▶ [WHAT IS ASKED]:
Please give the listing again in its entirety, exactly as written.

start TASK INPUTS

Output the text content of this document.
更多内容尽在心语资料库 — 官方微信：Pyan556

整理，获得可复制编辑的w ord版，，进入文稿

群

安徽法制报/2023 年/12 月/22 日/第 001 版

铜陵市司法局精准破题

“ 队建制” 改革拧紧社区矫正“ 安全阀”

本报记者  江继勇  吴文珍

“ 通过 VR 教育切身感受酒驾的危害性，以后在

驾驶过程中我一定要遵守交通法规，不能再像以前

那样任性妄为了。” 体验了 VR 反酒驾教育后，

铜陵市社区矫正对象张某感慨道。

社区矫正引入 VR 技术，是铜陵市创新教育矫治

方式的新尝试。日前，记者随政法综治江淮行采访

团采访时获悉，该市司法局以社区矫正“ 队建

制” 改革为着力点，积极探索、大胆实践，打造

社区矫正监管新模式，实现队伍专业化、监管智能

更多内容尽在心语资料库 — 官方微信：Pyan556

end TASK INPUTS

▶ [FULL OUTPUT]:
Output the text content of this document.
更多内容尽在心语资料库 — 官方微信：Pyan556

整理，获得可复制编辑的w ord版，，进入文稿

群

安徽法制报/2023 年/12 月/22 日/第 001 版

铜陵市司法局精准破题

“ 队建制” 改革拧紧社区矫正“ 安全阀”

本报记者  江继勇  吴文珍

“ 通过 VR 教育切身感受酒驾的危害性，以后在

驾驶过程中我一定要遵守交通法规，不能再像以前

那样任性妄为了。” 体验了 VR 反酒驾教育后，

铜陵市社区矫正对象张某感慨道。

社区矫正引入 VR 技术，是铜陵市创新教育矫治

方式的新尝试。日前，记者随政法综治江淮行采访

团采访时获悉，该市司法局以社区矫正“ 队建

制” 改革为着力点，积极探索、大胆实践，打造

社区矫正监管新模式，实现队伍专业化、监管智能

更多内容尽在心语资料库 — 官方微信：Pyan556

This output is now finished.